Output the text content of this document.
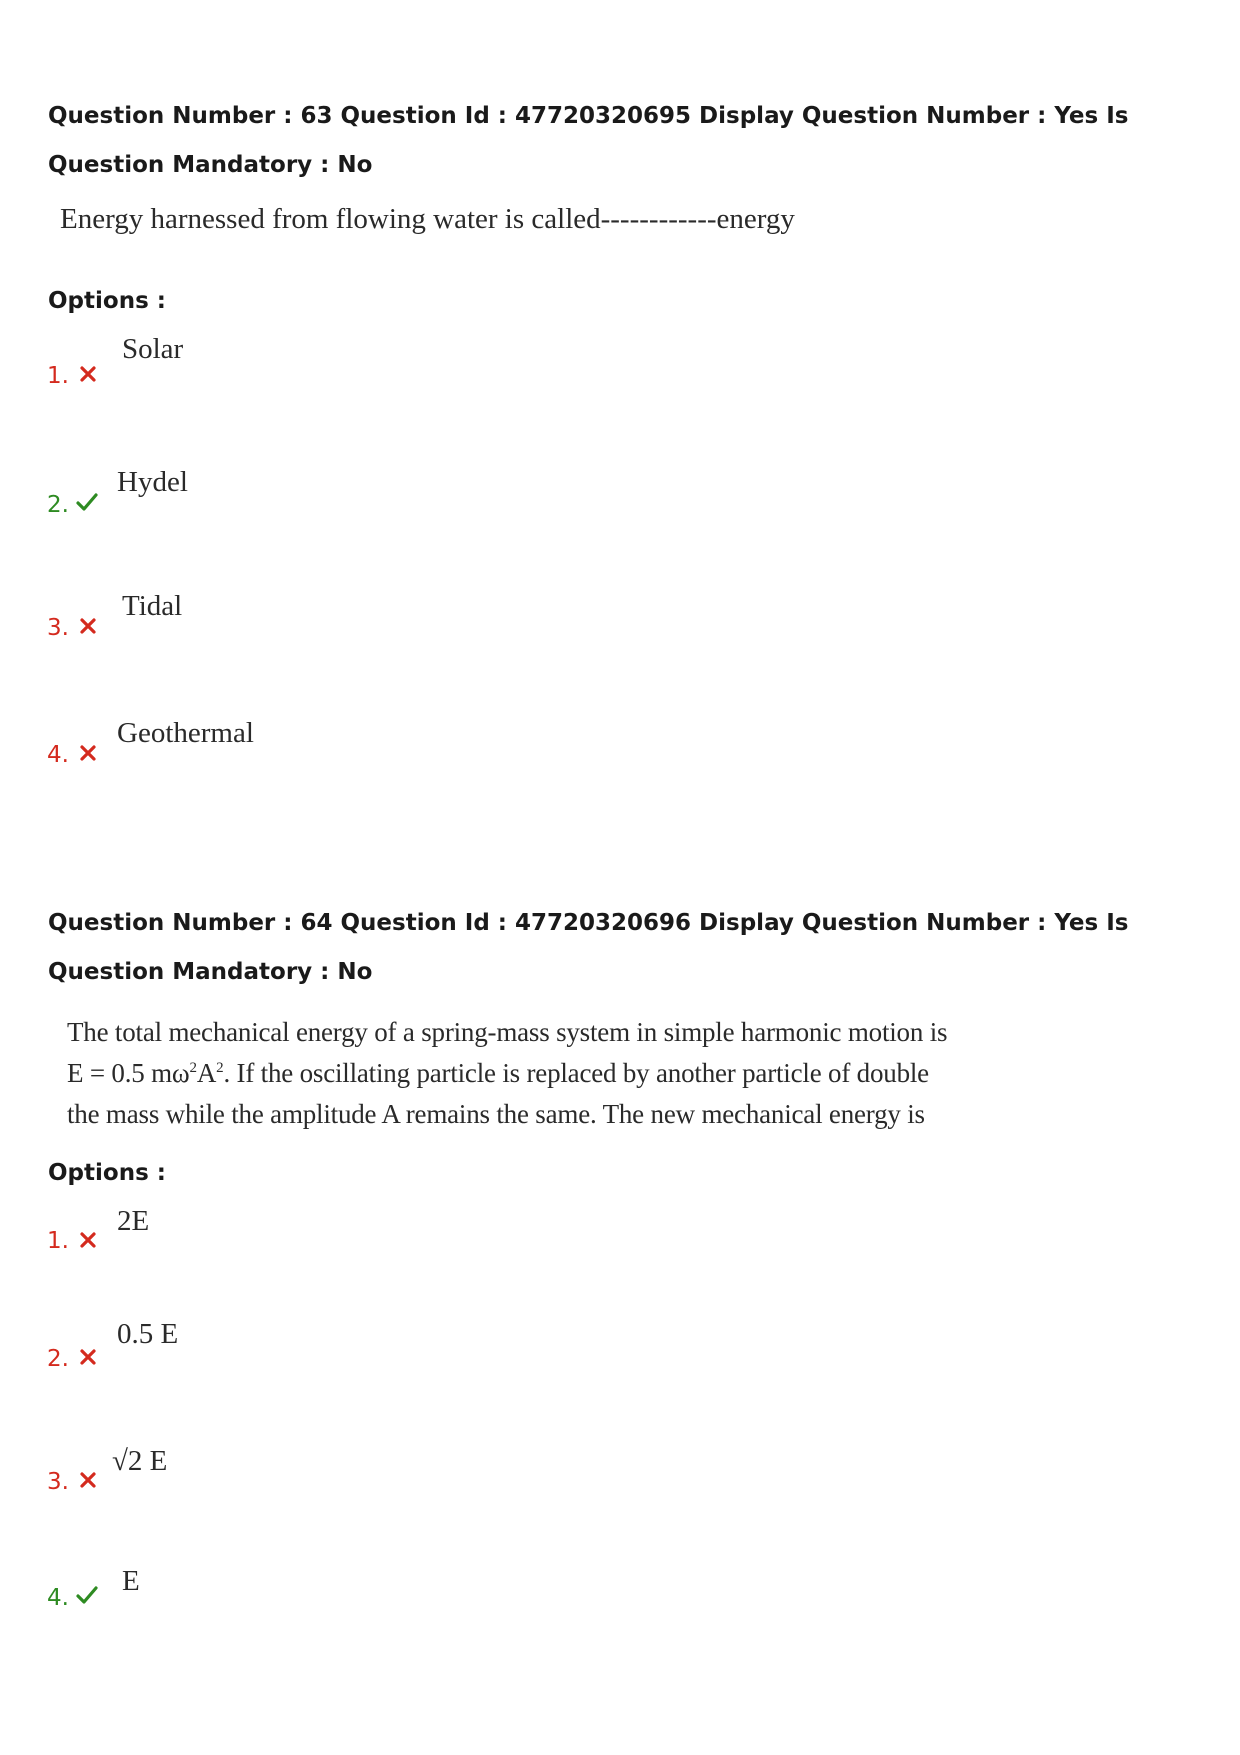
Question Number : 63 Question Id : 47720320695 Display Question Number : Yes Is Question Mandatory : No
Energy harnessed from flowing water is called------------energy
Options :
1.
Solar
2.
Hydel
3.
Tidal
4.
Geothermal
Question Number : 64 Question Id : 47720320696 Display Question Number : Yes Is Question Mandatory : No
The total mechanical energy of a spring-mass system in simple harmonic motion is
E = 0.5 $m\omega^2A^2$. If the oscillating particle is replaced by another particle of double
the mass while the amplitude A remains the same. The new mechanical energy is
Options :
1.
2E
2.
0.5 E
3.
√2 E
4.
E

——————

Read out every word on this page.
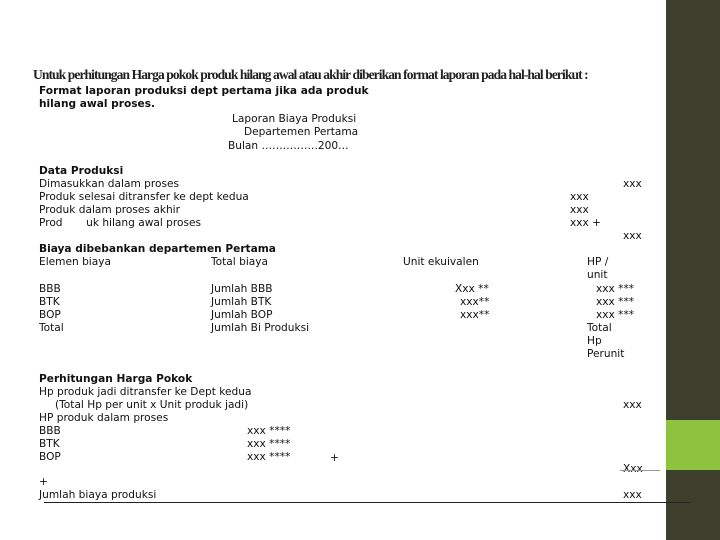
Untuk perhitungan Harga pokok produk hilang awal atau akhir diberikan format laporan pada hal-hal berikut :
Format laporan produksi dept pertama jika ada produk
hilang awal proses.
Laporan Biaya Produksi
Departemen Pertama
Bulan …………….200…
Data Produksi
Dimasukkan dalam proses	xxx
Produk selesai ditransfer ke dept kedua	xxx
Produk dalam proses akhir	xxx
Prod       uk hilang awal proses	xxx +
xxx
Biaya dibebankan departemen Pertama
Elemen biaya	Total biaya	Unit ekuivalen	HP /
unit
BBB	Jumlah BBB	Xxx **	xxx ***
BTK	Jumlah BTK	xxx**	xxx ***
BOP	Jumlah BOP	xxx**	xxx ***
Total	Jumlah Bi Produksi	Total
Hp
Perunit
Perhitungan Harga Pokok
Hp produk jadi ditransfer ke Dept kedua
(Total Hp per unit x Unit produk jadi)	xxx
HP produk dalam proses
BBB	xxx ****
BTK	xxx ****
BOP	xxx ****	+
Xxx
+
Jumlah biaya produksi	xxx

——————

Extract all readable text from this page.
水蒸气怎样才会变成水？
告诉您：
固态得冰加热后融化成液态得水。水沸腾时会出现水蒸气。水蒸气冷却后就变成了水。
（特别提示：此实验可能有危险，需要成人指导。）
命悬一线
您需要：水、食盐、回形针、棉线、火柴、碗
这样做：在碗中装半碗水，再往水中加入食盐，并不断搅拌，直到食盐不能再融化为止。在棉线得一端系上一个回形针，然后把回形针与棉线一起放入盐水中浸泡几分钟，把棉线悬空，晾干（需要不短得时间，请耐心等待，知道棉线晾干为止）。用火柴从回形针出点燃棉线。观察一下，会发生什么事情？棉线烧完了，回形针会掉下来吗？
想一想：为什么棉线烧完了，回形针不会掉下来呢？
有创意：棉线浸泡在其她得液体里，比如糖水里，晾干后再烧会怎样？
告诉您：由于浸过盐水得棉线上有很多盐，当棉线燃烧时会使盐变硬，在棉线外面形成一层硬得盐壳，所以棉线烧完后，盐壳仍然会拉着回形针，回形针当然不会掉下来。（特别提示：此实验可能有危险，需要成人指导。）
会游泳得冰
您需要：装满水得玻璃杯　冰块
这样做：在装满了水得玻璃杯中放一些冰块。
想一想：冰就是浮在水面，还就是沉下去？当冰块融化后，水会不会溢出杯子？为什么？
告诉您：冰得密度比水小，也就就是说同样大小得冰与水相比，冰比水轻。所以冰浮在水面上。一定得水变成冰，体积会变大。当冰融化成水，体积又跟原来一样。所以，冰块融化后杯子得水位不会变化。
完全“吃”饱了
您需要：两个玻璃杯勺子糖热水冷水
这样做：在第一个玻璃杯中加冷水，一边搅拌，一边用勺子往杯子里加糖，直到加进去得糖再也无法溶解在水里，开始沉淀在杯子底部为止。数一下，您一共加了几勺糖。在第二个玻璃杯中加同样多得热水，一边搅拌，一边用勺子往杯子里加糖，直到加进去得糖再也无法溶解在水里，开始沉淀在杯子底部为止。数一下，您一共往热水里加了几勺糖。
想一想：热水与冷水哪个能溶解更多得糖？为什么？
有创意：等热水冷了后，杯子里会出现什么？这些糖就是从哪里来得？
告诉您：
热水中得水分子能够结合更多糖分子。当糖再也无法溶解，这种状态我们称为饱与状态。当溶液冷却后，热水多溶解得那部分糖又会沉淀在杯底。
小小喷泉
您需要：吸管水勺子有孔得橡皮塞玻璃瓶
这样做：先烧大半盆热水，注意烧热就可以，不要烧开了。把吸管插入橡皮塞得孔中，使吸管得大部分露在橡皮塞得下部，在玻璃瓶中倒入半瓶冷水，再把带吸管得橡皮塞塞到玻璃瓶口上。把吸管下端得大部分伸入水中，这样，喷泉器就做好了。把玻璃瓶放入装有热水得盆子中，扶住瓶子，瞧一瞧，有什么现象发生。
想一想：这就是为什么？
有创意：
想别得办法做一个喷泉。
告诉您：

——————

Search the records for the string "text" and return every line in which it occurs.

Output the text content of this document.
Extract all readable text from this page.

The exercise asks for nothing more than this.